Objective —
Quote the entries that follow exactly, leaving none out.

Supplied material —
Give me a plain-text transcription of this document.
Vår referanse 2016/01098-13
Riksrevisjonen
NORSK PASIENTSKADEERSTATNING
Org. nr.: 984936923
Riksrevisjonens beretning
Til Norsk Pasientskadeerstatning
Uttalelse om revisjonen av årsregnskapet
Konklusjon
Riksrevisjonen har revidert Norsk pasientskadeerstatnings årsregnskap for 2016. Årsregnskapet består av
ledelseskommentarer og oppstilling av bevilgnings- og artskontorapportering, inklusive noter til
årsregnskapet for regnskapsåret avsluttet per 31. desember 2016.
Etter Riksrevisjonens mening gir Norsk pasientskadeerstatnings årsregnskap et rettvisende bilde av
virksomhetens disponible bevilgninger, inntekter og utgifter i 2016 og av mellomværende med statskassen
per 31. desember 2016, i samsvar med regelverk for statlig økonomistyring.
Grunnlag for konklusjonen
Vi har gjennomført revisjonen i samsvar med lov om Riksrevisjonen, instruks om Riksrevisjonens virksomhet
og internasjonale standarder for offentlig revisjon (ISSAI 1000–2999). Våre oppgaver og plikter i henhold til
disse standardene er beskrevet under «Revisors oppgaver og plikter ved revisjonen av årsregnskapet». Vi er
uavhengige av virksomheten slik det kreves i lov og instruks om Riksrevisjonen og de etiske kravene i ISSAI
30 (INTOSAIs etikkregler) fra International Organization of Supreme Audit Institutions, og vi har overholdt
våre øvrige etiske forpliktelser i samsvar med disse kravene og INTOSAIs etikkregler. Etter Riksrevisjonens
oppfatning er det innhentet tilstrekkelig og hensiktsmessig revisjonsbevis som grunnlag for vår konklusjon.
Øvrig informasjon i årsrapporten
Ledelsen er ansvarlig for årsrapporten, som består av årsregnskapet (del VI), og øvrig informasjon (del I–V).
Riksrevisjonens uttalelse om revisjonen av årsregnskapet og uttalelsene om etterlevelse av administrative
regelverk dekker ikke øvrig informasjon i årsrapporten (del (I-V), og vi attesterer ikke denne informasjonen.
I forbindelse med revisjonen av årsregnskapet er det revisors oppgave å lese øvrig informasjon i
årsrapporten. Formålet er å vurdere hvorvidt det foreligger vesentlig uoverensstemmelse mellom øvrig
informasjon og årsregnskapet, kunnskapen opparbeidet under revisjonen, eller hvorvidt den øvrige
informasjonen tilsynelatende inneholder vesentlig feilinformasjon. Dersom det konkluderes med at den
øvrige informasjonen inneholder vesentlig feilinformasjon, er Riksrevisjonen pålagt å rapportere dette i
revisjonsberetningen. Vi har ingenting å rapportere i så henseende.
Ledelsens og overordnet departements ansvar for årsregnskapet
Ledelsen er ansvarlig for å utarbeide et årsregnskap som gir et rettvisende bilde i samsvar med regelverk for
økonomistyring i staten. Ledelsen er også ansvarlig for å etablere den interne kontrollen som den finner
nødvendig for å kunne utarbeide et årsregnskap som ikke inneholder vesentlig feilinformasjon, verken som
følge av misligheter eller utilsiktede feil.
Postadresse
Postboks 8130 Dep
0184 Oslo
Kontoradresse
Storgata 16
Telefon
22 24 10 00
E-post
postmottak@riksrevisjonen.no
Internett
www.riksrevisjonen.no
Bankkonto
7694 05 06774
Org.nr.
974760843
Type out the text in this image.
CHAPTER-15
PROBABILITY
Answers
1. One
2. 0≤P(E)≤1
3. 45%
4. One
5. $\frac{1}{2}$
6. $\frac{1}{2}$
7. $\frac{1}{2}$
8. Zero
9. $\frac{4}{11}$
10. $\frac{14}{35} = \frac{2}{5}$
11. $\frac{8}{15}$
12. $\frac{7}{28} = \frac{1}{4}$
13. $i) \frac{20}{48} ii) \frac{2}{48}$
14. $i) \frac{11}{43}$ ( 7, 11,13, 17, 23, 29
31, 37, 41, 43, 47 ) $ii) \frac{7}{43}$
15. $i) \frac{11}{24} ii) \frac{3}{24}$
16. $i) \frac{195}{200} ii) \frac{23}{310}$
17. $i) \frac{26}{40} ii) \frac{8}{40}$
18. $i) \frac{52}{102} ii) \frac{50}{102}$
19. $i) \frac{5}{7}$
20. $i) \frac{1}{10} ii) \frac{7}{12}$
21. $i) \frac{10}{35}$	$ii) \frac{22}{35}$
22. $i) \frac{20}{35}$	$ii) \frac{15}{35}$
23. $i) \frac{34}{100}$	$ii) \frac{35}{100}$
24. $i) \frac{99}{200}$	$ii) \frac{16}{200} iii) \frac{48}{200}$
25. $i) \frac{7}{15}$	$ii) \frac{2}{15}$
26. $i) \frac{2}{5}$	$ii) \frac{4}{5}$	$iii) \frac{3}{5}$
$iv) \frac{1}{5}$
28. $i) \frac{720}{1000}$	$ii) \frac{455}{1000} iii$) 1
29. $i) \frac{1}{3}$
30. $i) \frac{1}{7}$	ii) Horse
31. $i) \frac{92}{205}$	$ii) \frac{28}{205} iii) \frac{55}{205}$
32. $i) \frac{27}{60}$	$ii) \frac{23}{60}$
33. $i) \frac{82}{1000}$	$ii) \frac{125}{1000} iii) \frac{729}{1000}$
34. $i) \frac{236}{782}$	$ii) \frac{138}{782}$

Exercise output —
Give me a plain-text transcription of this document.
Vår referanse 2016/01098-13
Riksrevisjonen
NORSK PASIENTSKADEERSTATNING
Org. nr.: 984936923
Riksrevisjonens beretning
Til Norsk Pasientskadeerstatning
Uttalelse om revisjonen av årsregnskapet
Konklusjon
Riksrevisjonen har revidert Norsk pasientskadeerstatnings årsregnskap for 2016. Årsregnskapet består av
ledelseskommentarer og oppstilling av bevilgnings- og artskontorapportering, inklusive noter til
årsregnskapet for regnskapsåret avsluttet per 31. desember 2016.
Etter Riksrevisjonens mening gir Norsk pasientskadeerstatnings årsregnskap et rettvisende bilde av
virksomhetens disponible bevilgninger, inntekter og utgifter i 2016 og av mellomværende med statskassen
per 31. desember 2016, i samsvar med regelverk for statlig økonomistyring.
Grunnlag for konklusjonen
Vi har gjennomført revisjonen i samsvar med lov om Riksrevisjonen, instruks om Riksrevisjonens virksomhet
og internasjonale standarder for offentlig revisjon (ISSAI 1000–2999). Våre oppgaver og plikter i henhold til
disse standardene er beskrevet under «Revisors oppgaver og plikter ved revisjonen av årsregnskapet». Vi er
uavhengige av virksomheten slik det kreves i lov og instruks om Riksrevisjonen og de etiske kravene i ISSAI
30 (INTOSAIs etikkregler) fra International Organization of Supreme Audit Institutions, og vi har overholdt
våre øvrige etiske forpliktelser i samsvar med disse kravene og INTOSAIs etikkregler. Etter Riksrevisjonens
oppfatning er det innhentet tilstrekkelig og hensiktsmessig revisjonsbevis som grunnlag for vår konklusjon.
Øvrig informasjon i årsrapporten
Ledelsen er ansvarlig for årsrapporten, som består av årsregnskapet (del VI), og øvrig informasjon (del I–V).
Riksrevisjonens uttalelse om revisjonen av årsregnskapet og uttalelsene om etterlevelse av administrative
regelverk dekker ikke øvrig informasjon i årsrapporten (del (I-V), og vi attesterer ikke denne informasjonen.
I forbindelse med revisjonen av årsregnskapet er det revisors oppgave å lese øvrig informasjon i
årsrapporten. Formålet er å vurdere hvorvidt det foreligger vesentlig uoverensstemmelse mellom øvrig
informasjon og årsregnskapet, kunnskapen opparbeidet under revisjonen, eller hvorvidt den øvrige
informasjonen tilsynelatende inneholder vesentlig feilinformasjon. Dersom det konkluderes med at den
øvrige informasjonen inneholder vesentlig feilinformasjon, er Riksrevisjonen pålagt å rapportere dette i
revisjonsberetningen. Vi har ingenting å rapportere i så henseende.
Ledelsens og overordnet departements ansvar for årsregnskapet
Ledelsen er ansvarlig for å utarbeide et årsregnskap som gir et rettvisende bilde i samsvar med regelverk for
økonomistyring i staten. Ledelsen er også ansvarlig for å etablere den interne kontrollen som den finner
nødvendig for å kunne utarbeide et årsregnskap som ikke inneholder vesentlig feilinformasjon, verken som
følge av misligheter eller utilsiktede feil.
Postadresse
Postboks 8130 Dep
0184 Oslo
Kontoradresse
Storgata 16
Telefon
22 24 10 00
E-post
postmottak@riksrevisjonen.no
Internett
www.riksrevisjonen.no
Bankkonto
7694 05 06774
Org.nr.
974760843
Type out the text in this image.
CHAPTER-15
PROBABILITY
Answers
1. One
2. 0≤P(E)≤1
3. 45%
4. One
5. $\frac{1}{2}$
6. $\frac{1}{2}$
7. $\frac{1}{2}$
8. Zero
9. $\frac{4}{11}$
10. $\frac{14}{35} = \frac{2}{5}$
11. $\frac{8}{15}$
12. $\frac{7}{28} = \frac{1}{4}$
13. $i) \frac{20}{48} ii) \frac{2}{48}$
14. $i) \frac{11}{43}$ ( 7, 11,13, 17, 23, 29
31, 37, 41, 43, 47 ) $ii) \frac{7}{43}$
15. $i) \frac{11}{24} ii) \frac{3}{24}$
16. $i) \frac{195}{200} ii) \frac{23}{310}$
17. $i) \frac{26}{40} ii) \frac{8}{40}$
18. $i) \frac{52}{102} ii) \frac{50}{102}$
19. $i) \frac{5}{7}$
20. $i) \frac{1}{10} ii) \frac{7}{12}$
21. $i) \frac{10}{35}$	$ii) \frac{22}{35}$
22. $i) \frac{20}{35}$	$ii) \frac{15}{35}$
23. $i) \frac{34}{100}$	$ii) \frac{35}{100}$
24. $i) \frac{99}{200}$	$ii) \frac{16}{200} iii) \frac{48}{200}$
25. $i) \frac{7}{15}$	$ii) \frac{2}{15}$
26. $i) \frac{2}{5}$	$ii) \frac{4}{5}$	$iii) \frac{3}{5}$
$iv) \frac{1}{5}$
28. $i) \frac{720}{1000}$	$ii) \frac{455}{1000} iii$) 1
29. $i) \frac{1}{3}$
30. $i) \frac{1}{7}$	ii) Horse
31. $i) \frac{92}{205}$	$ii) \frac{28}{205} iii) \frac{55}{205}$
32. $i) \frac{27}{60}$	$ii) \frac{23}{60}$
33. $i) \frac{82}{1000}$	$ii) \frac{125}{1000} iii) \frac{729}{1000}$
34. $i) \frac{236}{782}$	$ii) \frac{138}{782}$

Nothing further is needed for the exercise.